**What needs to be done**
Write every entry out again with no changes, and leave the images behind.

**Source information**
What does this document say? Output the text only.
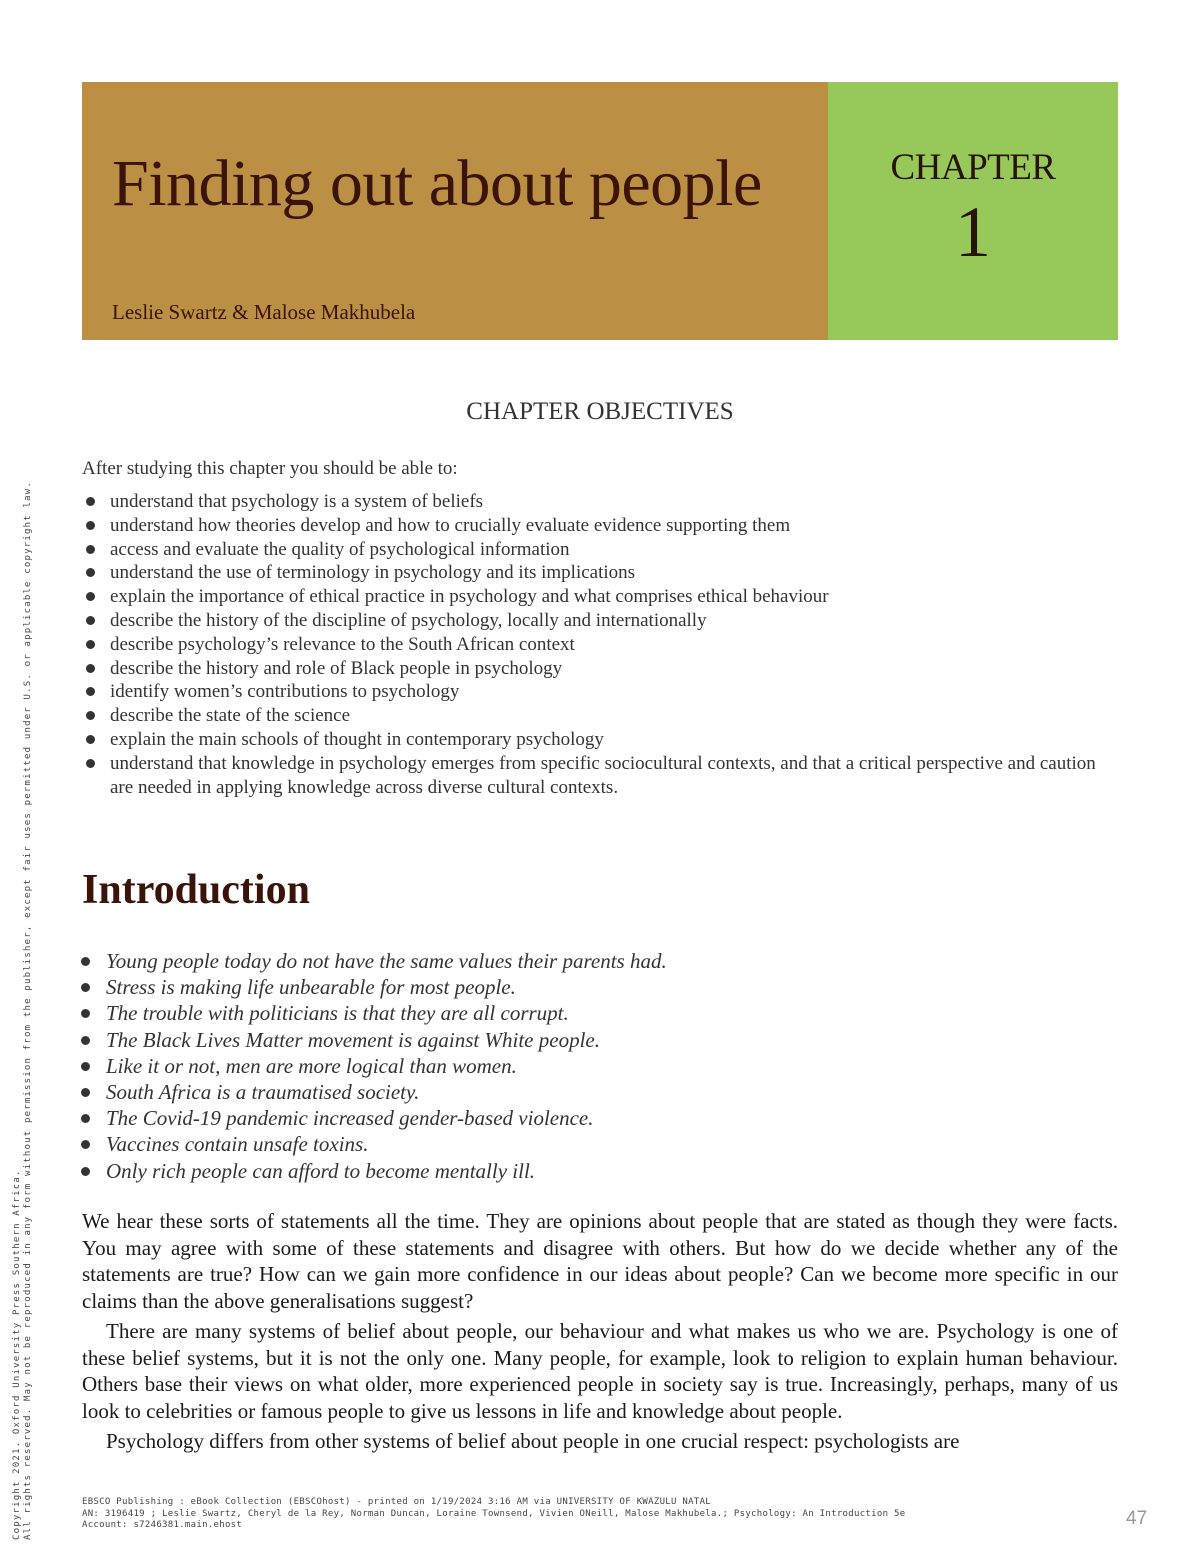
Finding out about people

Leslie Swartz & Malose Makhubela

CHAPTER
1
CHAPTER OBJECTIVES
After studying this chapter you should be able to:
understand that psychology is a system of beliefs
understand how theories develop and how to crucially evaluate evidence supporting them
access and evaluate the quality of psychological information
understand the use of terminology in psychology and its implications
explain the importance of ethical practice in psychology and what comprises ethical behaviour
describe the history of the discipline of psychology, locally and internationally
describe psychology’s relevance to the South African context
describe the history and role of Black people in psychology
identify women’s contributions to psychology
describe the state of the science
explain the main schools of thought in contemporary psychology
understand that knowledge in psychology emerges from specific sociocultural contexts, and that a critical perspective and caution are needed in applying knowledge across diverse cultural contexts.
Introduction
Young people today do not have the same values their parents had.
Stress is making life unbearable for most people.
The trouble with politicians is that they are all corrupt.
The Black Lives Matter movement is against White people.
Like it or not, men are more logical than women.
South Africa is a traumatised society.
The Covid-19 pandemic increased gender-based violence.
Vaccines contain unsafe toxins.
Only rich people can afford to become mentally ill.

We hear these sorts of statements all the time. They are opinions about people that are stated as though they were facts. You may agree with some of these statements and disagree with others. But how do we decide whether any of the statements are true? How can we gain more confidence in our ideas about people? Can we become more specific in our claims than the above generalisations suggest?

There are many systems of belief about people, our behaviour and what makes us who we are. Psychology is one of these belief systems, but it is not the only one. Many people, for example, look to religion to explain human behaviour. Others base their views on what older, more experienced people in society say is true. Increasingly, perhaps, many of us look to celebrities or famous people to give us lessons in life and knowledge about people.

Psychology differs from other systems of belief about people in one crucial respect: psychologists are

Copyright 2021. Oxford University Press Southern Africa. All rights reserved. May not be reproduced in any form without permission from the publisher, except fair uses permitted under U.S. or applicable copyright law.	EBSCO Publishing : eBook Collection (EBSCOhost) - printed on 1/19/2024 3:16 AM via UNIVERSITY OF KWAZULU NATAL
AN: 3196419 ; Leslie Swartz, Cheryl de la Rey, Norman Duncan, Loraine Townsend, Vivien ONeill, Malose Makhubela.; Psychology: An Introduction 5e
Account: s7246381.main.ehost	47
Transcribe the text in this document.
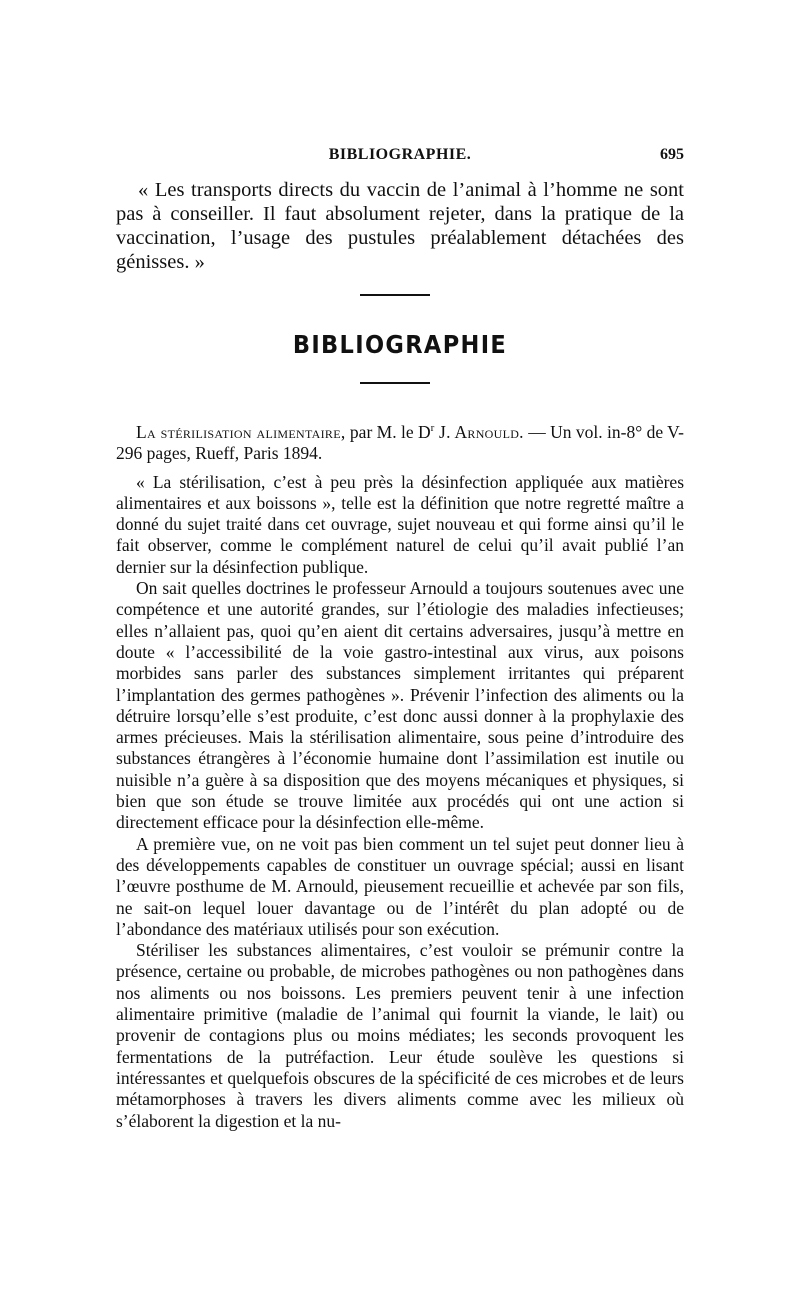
BIBLIOGRAPHIE.	695
« Les transports directs du vaccin de l’animal à l’homme ne sont pas à conseiller. Il faut absolument rejeter, dans la pratique de la vaccination, l’usage des pustules préalablement détachées des génisses. »
BIBLIOGRAPHIE

La stérilisation alimentaire, par M. le $D^r$ J. Arnould. — Un vol. in-8° de V-296 pages, Rueff, Paris 1894.

« La stérilisation, c’est à peu près la désinfection appliquée aux matières alimentaires et aux boissons », telle est la définition que notre regretté maître a donné du sujet traité dans cet ouvrage, sujet nouveau et qui forme ainsi qu’il le fait observer, comme le complément naturel de celui qu’il avait publié l’an dernier sur la désinfection publique.

On sait quelles doctrines le professeur Arnould a toujours soutenues avec une compétence et une autorité grandes, sur l’étiologie des maladies infectieuses; elles n’allaient pas, quoi qu’en aient dit certains adversaires, jusqu’à mettre en doute « l’accessibilité de la voie gastro-intestinal aux virus, aux poisons morbides sans parler des substances simplement irritantes qui préparent l’implantation des germes pathogènes ». Prévenir l’infection des aliments ou la détruire lorsqu’elle s’est produite, c’est donc aussi donner à la prophylaxie des armes précieuses. Mais la stérilisation alimentaire, sous peine d’introduire des substances étrangères à l’économie humaine dont l’assimilation est inutile ou nuisible n’a guère à sa disposition que des moyens mécaniques et physiques, si bien que son étude se trouve limitée aux procédés qui ont une action si directement efficace pour la désinfection elle-même.

A première vue, on ne voit pas bien comment un tel sujet peut donner lieu à des développements capables de constituer un ouvrage spécial; aussi en lisant l’œuvre posthume de M. Arnould, pieusement recueillie et achevée par son fils, ne sait-on lequel louer davantage ou de l’intérêt du plan adopté ou de l’abondance des matériaux utilisés pour son exécution.

Stériliser les substances alimentaires, c’est vouloir se prémunir contre la présence, certaine ou probable, de microbes pathogènes ou non pathogènes dans nos aliments ou nos boissons. Les premiers peuvent tenir à une infection alimentaire primitive (maladie de l’animal qui fournit la viande, le lait) ou provenir de contagions plus ou moins médiates; les seconds provoquent les fermentations de la putréfaction. Leur étude soulève les questions si intéressantes et quelquefois obscures de la spécificité de ces microbes et de leurs métamorphoses à travers les divers aliments comme avec les milieux où s’élaborent la digestion et la nu-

**Solved exercise**
What does this document say? Output the text only.
Finding out about people

Leslie Swartz & Malose Makhubela

CHAPTER
1
CHAPTER OBJECTIVES
After studying this chapter you should be able to:
understand that psychology is a system of beliefs
understand how theories develop and how to crucially evaluate evidence supporting them
access and evaluate the quality of psychological information
understand the use of terminology in psychology and its implications
explain the importance of ethical practice in psychology and what comprises ethical behaviour
describe the history of the discipline of psychology, locally and internationally
describe psychology’s relevance to the South African context
describe the history and role of Black people in psychology
identify women’s contributions to psychology
describe the state of the science
explain the main schools of thought in contemporary psychology
understand that knowledge in psychology emerges from specific sociocultural contexts, and that a critical perspective and caution are needed in applying knowledge across diverse cultural contexts.
Introduction
Young people today do not have the same values their parents had.
Stress is making life unbearable for most people.
The trouble with politicians is that they are all corrupt.
The Black Lives Matter movement is against White people.
Like it or not, men are more logical than women.
South Africa is a traumatised society.
The Covid-19 pandemic increased gender-based violence.
Vaccines contain unsafe toxins.
Only rich people can afford to become mentally ill.

We hear these sorts of statements all the time. They are opinions about people that are stated as though they were facts. You may agree with some of these statements and disagree with others. But how do we decide whether any of the statements are true? How can we gain more confidence in our ideas about people? Can we become more specific in our claims than the above generalisations suggest?

There are many systems of belief about people, our behaviour and what makes us who we are. Psychology is one of these belief systems, but it is not the only one. Many people, for example, look to religion to explain human behaviour. Others base their views on what older, more experienced people in society say is true. Increasingly, perhaps, many of us look to celebrities or famous people to give us lessons in life and knowledge about people.

Psychology differs from other systems of belief about people in one crucial respect: psychologists are

Copyright 2021. Oxford University Press Southern Africa. All rights reserved. May not be reproduced in any form without permission from the publisher, except fair uses permitted under U.S. or applicable copyright law.	EBSCO Publishing : eBook Collection (EBSCOhost) - printed on 1/19/2024 3:16 AM via UNIVERSITY OF KWAZULU NATAL
AN: 3196419 ; Leslie Swartz, Cheryl de la Rey, Norman Duncan, Loraine Townsend, Vivien ONeill, Malose Makhubela.; Psychology: An Introduction 5e
Account: s7246381.main.ehost	47
Transcribe the text in this document.
BIBLIOGRAPHIE.	695
« Les transports directs du vaccin de l’animal à l’homme ne sont pas à conseiller. Il faut absolument rejeter, dans la pratique de la vaccination, l’usage des pustules préalablement détachées des génisses. »
BIBLIOGRAPHIE

La stérilisation alimentaire, par M. le $D^r$ J. Arnould. — Un vol. in-8° de V-296 pages, Rueff, Paris 1894.

« La stérilisation, c’est à peu près la désinfection appliquée aux matières alimentaires et aux boissons », telle est la définition que notre regretté maître a donné du sujet traité dans cet ouvrage, sujet nouveau et qui forme ainsi qu’il le fait observer, comme le complément naturel de celui qu’il avait publié l’an dernier sur la désinfection publique.

On sait quelles doctrines le professeur Arnould a toujours soutenues avec une compétence et une autorité grandes, sur l’étiologie des maladies infectieuses; elles n’allaient pas, quoi qu’en aient dit certains adversaires, jusqu’à mettre en doute « l’accessibilité de la voie gastro-intestinal aux virus, aux poisons morbides sans parler des substances simplement irritantes qui préparent l’implantation des germes pathogènes ». Prévenir l’infection des aliments ou la détruire lorsqu’elle s’est produite, c’est donc aussi donner à la prophylaxie des armes précieuses. Mais la stérilisation alimentaire, sous peine d’introduire des substances étrangères à l’économie humaine dont l’assimilation est inutile ou nuisible n’a guère à sa disposition que des moyens mécaniques et physiques, si bien que son étude se trouve limitée aux procédés qui ont une action si directement efficace pour la désinfection elle-même.

A première vue, on ne voit pas bien comment un tel sujet peut donner lieu à des développements capables de constituer un ouvrage spécial; aussi en lisant l’œuvre posthume de M. Arnould, pieusement recueillie et achevée par son fils, ne sait-on lequel louer davantage ou de l’intérêt du plan adopté ou de l’abondance des matériaux utilisés pour son exécution.

Stériliser les substances alimentaires, c’est vouloir se prémunir contre la présence, certaine ou probable, de microbes pathogènes ou non pathogènes dans nos aliments ou nos boissons. Les premiers peuvent tenir à une infection alimentaire primitive (maladie de l’animal qui fournit la viande, le lait) ou provenir de contagions plus ou moins médiates; les seconds provoquent les fermentations de la putréfaction. Leur étude soulève les questions si intéressantes et quelquefois obscures de la spécificité de ces microbes et de leurs métamorphoses à travers les divers aliments comme avec les milieux où s’élaborent la digestion et la nu-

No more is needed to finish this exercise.